孤高の跳ね馬

 コスワースDFVの全盛時代にあっても、シャーシー及びエンジンを自前で供給するチームと言えばホンダ

とフェラーリだけだった。尤もホンダは市販車開発に手を取られて1968年に撤退したから、初心貫徹を遂げた

のは、発足以来フル・コンプリートを続けてきた孤高の跳ね馬、ただ一頭ということになる。

 

 コスワースDFVV8だったのに対し、フェラーリが水平対抗12気筒という特異なエンジンだったため

フェラーリ=水平対抗12気筒という印象が強いが、実はポルシェのほうが水平対抗型を取り入れたのは

早かった。それにフェラーリにおけるエンジン史にあって水平対抗型は日が浅く、V型レイアウトが占める

比率が大きい。つまるところV型レイアウトこそレシプロ・エンジンの結論とも言えるだろう。

V型エンジン Dino 156 (1961年)

正面模式図 

 

 空力については詳細を後述するが、目的はタイヤと地面の接地性を向上させるために利用する。だから

翼は車輪に直接繋がるほうが都合が良い。また、翼は乱れていない気流を受けたほうが高い効果を発揮する。

そのような理由で、F1界にあって最初に現れた翼は、後輪の付け根から「物干し竿」の如く、細い支柱により

高い位置に取り付けられた。しかし後輪の片側バンプの際、支柱にかかる負担は劣悪で、大事故が続発した。

そこでFIAはレギュレーションを改正し、翼について細々と規制した。その結果、翼は後輪の付け根ではなく

シャーシーに取り付けるよう義務付けた。翼はシャーシーに取り付けると、せっかく稼いだダウン・フォースを

サスペンションに取られてしまう。又、ボディの構造物に遮られて乱れた気流を受ける事になる。

 このような場合、背丈と重心位置が低いエンジンが用意できれば理想だろう。水平対抗エンジンは、ここに

来て、やっと日の目を見る運びとなった。

課題 A:
フェラーリのエンジンについての本文を、「のは、発足以来フル・コンプリ」を含む語句から書き始めて「ジンの結論とも言えるだろう。」の後で止め、その範囲の「ポルシェ」を「ロータス」に変えて書き直せ。

提供記録:
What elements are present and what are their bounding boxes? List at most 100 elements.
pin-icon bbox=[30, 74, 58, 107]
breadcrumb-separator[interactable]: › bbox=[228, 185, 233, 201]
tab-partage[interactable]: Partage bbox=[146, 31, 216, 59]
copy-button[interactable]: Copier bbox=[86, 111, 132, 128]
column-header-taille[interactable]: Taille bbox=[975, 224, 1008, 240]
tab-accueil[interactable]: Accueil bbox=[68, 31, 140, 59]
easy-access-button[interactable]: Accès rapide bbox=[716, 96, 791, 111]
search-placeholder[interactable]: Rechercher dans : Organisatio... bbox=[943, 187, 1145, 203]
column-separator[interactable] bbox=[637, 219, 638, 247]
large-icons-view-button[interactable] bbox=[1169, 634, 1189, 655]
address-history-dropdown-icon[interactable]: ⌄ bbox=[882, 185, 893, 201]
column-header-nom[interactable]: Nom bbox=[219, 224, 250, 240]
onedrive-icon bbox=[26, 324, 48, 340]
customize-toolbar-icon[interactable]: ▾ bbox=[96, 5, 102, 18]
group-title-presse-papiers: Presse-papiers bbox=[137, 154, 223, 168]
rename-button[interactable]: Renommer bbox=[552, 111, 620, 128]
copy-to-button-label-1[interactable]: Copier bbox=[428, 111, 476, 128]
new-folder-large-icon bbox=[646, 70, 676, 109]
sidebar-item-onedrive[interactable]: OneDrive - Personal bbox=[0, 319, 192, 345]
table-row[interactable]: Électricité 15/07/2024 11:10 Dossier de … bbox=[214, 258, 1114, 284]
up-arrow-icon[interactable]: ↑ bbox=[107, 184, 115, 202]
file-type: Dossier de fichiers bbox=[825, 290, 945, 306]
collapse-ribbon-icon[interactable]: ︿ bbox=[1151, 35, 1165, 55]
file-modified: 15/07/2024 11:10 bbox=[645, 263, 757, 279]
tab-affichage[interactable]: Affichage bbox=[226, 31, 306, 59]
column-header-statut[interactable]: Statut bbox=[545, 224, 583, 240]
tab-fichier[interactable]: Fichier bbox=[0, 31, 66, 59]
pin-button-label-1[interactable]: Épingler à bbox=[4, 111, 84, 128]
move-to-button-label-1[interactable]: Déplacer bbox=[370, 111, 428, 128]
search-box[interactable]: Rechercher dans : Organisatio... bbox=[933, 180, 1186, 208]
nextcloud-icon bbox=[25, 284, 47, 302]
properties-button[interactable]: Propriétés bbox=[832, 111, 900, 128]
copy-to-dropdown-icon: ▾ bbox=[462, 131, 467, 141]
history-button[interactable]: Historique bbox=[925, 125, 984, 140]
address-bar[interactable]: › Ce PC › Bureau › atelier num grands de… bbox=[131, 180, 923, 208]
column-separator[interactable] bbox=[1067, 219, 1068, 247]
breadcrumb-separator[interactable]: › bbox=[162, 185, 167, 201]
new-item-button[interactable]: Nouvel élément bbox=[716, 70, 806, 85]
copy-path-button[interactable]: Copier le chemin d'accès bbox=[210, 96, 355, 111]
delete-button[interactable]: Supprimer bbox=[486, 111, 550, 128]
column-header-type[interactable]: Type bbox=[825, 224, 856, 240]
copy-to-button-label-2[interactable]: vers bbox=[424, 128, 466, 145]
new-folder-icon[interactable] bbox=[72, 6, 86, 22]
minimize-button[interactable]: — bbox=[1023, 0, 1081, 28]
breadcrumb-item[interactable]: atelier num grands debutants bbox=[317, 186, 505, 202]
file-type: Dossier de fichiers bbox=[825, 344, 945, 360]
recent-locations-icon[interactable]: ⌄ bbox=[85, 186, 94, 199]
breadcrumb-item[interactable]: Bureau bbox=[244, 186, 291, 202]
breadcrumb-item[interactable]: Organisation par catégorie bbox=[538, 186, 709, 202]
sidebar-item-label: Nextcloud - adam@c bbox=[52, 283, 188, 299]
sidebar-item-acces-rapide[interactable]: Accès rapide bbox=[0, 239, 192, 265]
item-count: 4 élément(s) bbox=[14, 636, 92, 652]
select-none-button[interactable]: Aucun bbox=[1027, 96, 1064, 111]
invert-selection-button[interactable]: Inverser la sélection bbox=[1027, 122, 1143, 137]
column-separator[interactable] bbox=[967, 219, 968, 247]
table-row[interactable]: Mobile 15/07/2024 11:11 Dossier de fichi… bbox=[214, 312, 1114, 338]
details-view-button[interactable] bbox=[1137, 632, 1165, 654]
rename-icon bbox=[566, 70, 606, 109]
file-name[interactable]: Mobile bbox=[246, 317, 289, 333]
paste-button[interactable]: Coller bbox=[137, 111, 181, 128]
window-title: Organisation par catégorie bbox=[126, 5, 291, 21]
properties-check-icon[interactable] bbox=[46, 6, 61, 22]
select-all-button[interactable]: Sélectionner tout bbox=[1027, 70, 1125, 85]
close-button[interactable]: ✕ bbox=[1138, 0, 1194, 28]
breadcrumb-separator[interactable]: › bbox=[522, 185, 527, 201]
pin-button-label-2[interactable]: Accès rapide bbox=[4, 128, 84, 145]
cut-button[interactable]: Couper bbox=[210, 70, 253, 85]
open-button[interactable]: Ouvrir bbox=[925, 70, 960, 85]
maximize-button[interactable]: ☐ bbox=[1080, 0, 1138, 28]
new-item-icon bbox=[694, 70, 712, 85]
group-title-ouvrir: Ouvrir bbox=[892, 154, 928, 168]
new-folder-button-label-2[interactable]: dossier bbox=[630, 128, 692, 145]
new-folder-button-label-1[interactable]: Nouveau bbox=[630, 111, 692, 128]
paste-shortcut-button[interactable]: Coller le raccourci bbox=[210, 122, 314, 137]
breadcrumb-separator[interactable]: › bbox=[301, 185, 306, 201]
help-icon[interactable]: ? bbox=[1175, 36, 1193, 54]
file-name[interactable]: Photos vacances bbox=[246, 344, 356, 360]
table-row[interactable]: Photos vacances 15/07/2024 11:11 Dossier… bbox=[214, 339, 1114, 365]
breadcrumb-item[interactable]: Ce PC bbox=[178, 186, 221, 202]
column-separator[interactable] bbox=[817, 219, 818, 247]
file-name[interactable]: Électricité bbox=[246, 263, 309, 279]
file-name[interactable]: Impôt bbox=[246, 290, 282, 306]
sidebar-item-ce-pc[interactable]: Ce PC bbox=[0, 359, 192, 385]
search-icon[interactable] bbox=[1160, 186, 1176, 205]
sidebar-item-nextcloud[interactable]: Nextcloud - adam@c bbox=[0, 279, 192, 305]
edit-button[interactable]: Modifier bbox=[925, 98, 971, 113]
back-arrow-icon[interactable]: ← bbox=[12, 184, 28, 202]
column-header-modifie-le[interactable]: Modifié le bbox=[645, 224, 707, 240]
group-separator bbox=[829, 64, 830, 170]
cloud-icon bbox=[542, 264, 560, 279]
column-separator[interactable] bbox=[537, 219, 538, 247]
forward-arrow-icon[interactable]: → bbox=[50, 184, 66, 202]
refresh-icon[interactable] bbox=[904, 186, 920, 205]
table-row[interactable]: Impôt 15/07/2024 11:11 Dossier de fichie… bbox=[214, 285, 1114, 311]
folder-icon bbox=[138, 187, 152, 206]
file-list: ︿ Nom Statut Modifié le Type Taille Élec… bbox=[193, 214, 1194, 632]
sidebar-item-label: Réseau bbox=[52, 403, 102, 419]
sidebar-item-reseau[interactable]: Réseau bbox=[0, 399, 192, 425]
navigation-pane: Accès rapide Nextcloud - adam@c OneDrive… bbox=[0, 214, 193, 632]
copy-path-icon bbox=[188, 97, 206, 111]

課題 B:
記録の中で文字列「title」を含む行はいくつあるか、その数だけを答えよ。大文字と小文字は区別する。

解答 A:
のは、発足以来フル・コンプリートを続けてきた孤高の跳ね馬、ただ一頭ということになる。

 

 コスワースDFVV8だったのに対し、フェラーリが水平対抗12気筒という特異なエンジンだったため

フェラーリ=水平対抗12気筒という印象が強いが、実はロータスのほうが水平対抗型を取り入れたのは

早かった。それにフェラーリにおけるエンジン史にあって水平対抗型は日が浅く、V型レイアウトが占める

比率が大きい。つまるところV型レイアウトこそレシプロ・エンジンの結論とも言えるだろう。

解答 B:
3